Exercise – Gather each line containing the string "xlabel" from these entries.

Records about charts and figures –
◆ ◆ ◆ ◆

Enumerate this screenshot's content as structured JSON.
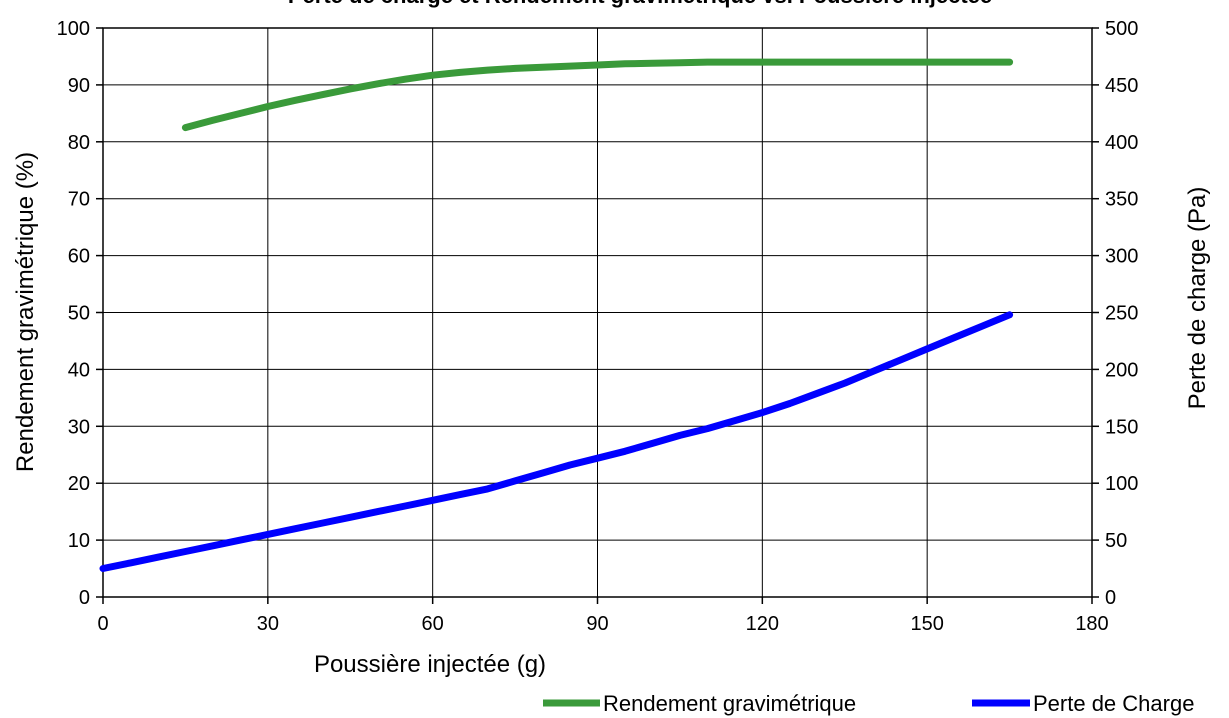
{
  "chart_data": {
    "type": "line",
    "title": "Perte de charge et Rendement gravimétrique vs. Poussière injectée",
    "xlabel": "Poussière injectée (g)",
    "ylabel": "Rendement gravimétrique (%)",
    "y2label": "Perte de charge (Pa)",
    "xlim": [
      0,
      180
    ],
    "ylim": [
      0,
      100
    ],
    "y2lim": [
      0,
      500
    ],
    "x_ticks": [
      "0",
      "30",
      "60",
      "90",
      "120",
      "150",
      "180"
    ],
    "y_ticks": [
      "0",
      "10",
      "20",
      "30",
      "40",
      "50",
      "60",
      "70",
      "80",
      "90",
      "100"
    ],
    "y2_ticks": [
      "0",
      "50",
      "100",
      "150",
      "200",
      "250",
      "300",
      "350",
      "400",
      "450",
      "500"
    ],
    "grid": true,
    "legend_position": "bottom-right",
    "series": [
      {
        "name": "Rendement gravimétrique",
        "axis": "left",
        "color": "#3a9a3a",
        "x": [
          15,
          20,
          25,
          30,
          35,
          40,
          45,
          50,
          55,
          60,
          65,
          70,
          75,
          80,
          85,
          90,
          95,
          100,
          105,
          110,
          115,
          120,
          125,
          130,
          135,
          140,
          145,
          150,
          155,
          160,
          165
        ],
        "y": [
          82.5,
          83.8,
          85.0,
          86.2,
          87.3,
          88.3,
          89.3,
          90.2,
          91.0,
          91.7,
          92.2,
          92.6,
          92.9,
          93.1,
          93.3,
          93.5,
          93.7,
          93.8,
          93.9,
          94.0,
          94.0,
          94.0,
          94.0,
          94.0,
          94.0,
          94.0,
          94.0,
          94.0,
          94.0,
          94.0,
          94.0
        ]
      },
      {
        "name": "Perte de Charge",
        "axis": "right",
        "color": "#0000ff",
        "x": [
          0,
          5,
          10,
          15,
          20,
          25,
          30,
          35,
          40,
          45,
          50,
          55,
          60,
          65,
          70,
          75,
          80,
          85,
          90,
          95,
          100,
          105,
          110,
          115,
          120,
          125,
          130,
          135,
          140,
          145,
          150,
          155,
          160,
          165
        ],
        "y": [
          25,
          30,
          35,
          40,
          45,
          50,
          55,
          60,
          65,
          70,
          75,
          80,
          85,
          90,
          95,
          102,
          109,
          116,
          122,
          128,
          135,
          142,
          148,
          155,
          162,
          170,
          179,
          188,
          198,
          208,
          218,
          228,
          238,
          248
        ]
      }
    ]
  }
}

◆ ◆ ◆ ◆

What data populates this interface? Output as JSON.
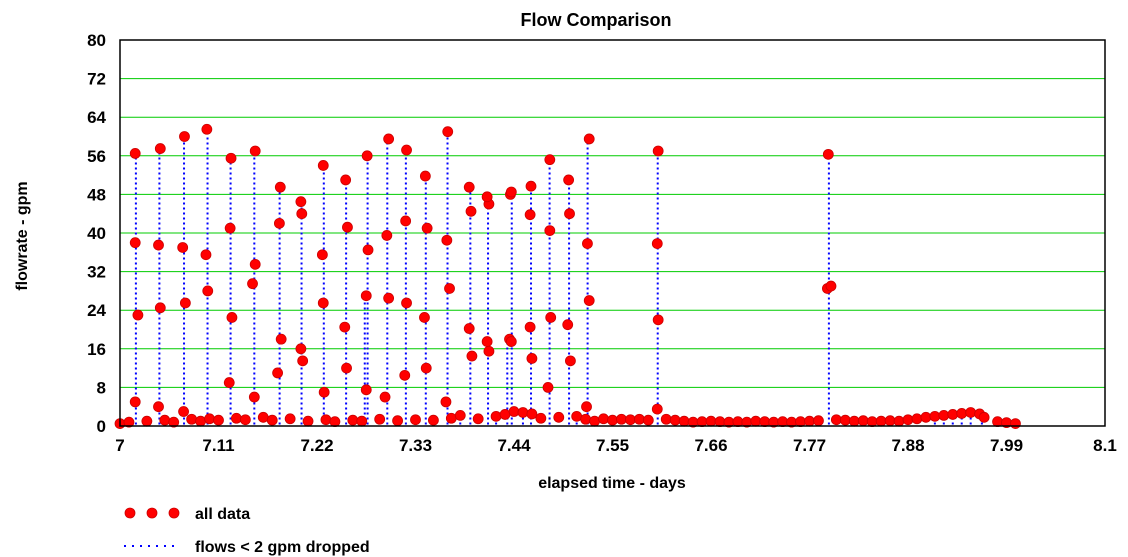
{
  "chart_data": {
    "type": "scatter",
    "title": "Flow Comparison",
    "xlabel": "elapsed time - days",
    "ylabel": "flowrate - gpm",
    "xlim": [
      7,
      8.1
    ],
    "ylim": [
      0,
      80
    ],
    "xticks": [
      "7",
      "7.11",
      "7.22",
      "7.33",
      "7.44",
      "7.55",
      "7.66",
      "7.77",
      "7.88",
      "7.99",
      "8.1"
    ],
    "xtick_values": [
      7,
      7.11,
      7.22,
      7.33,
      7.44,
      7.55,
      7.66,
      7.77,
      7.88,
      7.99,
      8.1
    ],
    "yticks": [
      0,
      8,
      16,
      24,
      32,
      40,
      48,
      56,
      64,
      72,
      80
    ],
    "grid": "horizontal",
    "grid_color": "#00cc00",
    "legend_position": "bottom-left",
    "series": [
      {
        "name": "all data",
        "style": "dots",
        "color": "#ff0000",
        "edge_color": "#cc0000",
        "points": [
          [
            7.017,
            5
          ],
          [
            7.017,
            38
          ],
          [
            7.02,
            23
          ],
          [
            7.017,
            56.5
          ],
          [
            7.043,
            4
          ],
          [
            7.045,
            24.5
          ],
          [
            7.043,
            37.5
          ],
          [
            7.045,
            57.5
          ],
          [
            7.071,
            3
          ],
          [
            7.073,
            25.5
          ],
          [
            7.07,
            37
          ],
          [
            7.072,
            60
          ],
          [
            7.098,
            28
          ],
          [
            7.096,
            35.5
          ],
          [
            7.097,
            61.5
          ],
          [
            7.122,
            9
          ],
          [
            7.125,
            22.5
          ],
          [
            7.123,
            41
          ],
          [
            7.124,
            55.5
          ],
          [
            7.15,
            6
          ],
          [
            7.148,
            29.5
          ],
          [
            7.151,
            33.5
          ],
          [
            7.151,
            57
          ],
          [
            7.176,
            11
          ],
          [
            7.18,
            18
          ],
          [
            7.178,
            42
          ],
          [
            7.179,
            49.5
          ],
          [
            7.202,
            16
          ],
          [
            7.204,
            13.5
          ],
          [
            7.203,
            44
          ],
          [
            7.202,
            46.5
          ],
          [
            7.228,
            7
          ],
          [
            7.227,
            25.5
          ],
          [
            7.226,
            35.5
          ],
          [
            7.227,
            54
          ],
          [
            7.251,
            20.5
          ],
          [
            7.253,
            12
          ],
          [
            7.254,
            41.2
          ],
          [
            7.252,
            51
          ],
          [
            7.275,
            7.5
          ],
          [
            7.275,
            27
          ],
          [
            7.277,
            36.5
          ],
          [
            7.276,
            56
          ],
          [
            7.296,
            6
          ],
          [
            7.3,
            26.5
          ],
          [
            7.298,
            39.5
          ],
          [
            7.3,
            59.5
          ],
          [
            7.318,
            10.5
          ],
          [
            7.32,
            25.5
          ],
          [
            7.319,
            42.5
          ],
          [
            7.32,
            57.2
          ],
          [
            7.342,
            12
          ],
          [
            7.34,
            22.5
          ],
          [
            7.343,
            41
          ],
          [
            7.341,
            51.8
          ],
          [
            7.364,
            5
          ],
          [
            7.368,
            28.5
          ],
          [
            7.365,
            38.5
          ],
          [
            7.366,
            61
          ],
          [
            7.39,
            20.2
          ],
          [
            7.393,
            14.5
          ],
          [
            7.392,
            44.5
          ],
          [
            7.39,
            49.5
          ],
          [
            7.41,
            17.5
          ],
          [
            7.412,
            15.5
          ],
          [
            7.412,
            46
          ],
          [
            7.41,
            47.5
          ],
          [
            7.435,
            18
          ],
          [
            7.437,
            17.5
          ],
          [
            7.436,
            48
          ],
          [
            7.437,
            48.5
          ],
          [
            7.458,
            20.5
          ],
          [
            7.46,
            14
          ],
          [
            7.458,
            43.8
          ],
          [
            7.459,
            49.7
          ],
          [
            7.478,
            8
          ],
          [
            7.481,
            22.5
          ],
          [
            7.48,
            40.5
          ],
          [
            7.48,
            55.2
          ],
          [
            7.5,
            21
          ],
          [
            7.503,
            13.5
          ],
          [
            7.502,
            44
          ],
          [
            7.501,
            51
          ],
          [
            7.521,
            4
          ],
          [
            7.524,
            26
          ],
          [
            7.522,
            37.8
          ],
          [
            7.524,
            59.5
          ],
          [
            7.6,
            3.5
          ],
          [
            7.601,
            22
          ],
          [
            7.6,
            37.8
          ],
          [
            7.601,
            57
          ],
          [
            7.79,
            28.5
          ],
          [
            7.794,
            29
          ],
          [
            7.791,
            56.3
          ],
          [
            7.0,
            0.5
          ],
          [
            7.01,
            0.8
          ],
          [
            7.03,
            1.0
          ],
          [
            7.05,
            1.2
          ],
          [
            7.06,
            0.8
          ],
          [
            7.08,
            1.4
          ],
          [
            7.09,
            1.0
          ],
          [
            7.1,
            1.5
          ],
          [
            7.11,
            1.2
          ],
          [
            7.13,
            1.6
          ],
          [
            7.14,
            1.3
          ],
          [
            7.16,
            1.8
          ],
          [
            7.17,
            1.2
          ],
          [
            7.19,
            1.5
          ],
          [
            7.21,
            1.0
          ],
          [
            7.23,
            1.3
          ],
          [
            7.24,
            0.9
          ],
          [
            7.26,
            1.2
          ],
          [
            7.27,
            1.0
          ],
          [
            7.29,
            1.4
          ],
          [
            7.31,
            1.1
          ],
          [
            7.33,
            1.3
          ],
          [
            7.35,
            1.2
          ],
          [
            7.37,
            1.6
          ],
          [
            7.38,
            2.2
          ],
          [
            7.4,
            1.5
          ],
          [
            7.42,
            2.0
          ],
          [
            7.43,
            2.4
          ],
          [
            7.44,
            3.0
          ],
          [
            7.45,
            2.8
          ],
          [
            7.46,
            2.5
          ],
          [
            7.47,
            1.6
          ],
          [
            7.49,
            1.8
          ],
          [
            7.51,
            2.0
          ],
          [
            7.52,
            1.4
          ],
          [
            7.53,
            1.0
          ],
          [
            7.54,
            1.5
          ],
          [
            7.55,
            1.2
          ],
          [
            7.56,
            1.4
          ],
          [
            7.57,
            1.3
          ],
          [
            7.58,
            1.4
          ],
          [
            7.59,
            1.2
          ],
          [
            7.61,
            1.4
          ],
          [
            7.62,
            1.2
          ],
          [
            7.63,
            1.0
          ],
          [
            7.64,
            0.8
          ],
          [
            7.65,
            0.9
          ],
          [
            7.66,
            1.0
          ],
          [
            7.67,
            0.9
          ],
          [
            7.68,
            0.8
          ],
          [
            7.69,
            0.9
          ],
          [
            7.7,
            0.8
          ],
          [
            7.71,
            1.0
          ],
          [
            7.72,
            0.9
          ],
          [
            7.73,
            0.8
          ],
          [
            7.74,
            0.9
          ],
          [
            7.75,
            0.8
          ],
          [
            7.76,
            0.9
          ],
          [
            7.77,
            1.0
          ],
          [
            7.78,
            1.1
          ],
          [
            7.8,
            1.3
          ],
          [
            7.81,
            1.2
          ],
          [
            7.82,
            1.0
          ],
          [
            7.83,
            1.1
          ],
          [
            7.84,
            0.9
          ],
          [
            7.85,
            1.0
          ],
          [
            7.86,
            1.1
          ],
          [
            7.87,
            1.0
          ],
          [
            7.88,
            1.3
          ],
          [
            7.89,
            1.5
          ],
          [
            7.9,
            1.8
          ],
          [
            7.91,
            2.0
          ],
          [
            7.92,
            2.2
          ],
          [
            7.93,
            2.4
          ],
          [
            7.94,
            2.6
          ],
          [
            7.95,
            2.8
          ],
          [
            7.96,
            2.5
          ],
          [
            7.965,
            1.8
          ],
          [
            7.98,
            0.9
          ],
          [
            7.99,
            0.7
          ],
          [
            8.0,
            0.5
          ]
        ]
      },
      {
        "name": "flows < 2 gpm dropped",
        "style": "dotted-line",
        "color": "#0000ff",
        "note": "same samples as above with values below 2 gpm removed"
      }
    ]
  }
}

◆ ◆ ◆ ◆

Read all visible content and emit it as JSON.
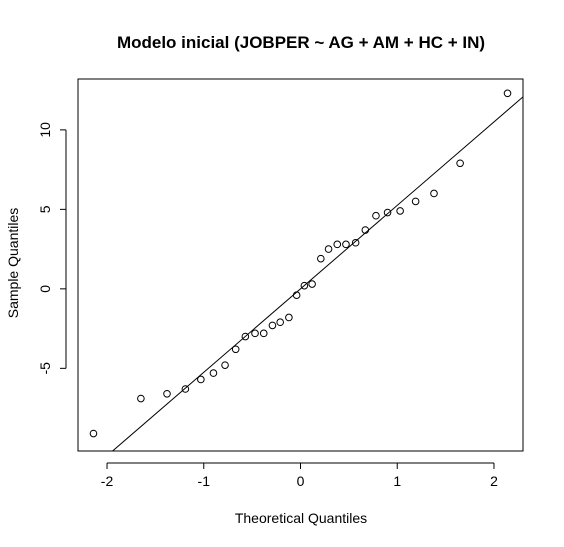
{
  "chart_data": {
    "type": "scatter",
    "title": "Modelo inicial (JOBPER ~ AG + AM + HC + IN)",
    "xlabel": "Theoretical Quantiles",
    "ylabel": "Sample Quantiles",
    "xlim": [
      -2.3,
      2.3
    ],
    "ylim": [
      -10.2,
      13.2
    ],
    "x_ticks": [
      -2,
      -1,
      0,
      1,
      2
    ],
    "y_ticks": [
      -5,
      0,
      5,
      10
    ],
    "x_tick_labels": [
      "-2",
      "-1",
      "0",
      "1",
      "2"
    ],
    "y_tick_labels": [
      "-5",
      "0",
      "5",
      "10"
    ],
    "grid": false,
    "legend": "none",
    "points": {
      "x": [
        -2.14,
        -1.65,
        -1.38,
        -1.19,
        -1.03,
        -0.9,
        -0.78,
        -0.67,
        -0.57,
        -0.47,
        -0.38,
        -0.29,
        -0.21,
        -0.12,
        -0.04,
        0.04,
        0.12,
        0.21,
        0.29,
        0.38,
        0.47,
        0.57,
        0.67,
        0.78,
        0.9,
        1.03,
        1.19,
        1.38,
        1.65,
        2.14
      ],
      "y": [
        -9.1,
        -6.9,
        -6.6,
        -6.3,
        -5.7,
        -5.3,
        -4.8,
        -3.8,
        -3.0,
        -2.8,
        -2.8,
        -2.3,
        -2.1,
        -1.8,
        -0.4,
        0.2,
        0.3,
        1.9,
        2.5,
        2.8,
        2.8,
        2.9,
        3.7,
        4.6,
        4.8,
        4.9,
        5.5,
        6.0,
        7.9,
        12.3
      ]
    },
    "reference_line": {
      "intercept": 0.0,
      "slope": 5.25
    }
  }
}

◆ ◆ ◆ ◆

Output –
    "xlabel": "Poussière injectée (g)",
    "xlabel": "elapsed time - days",
    "xlabel": "Theoretical Quantiles",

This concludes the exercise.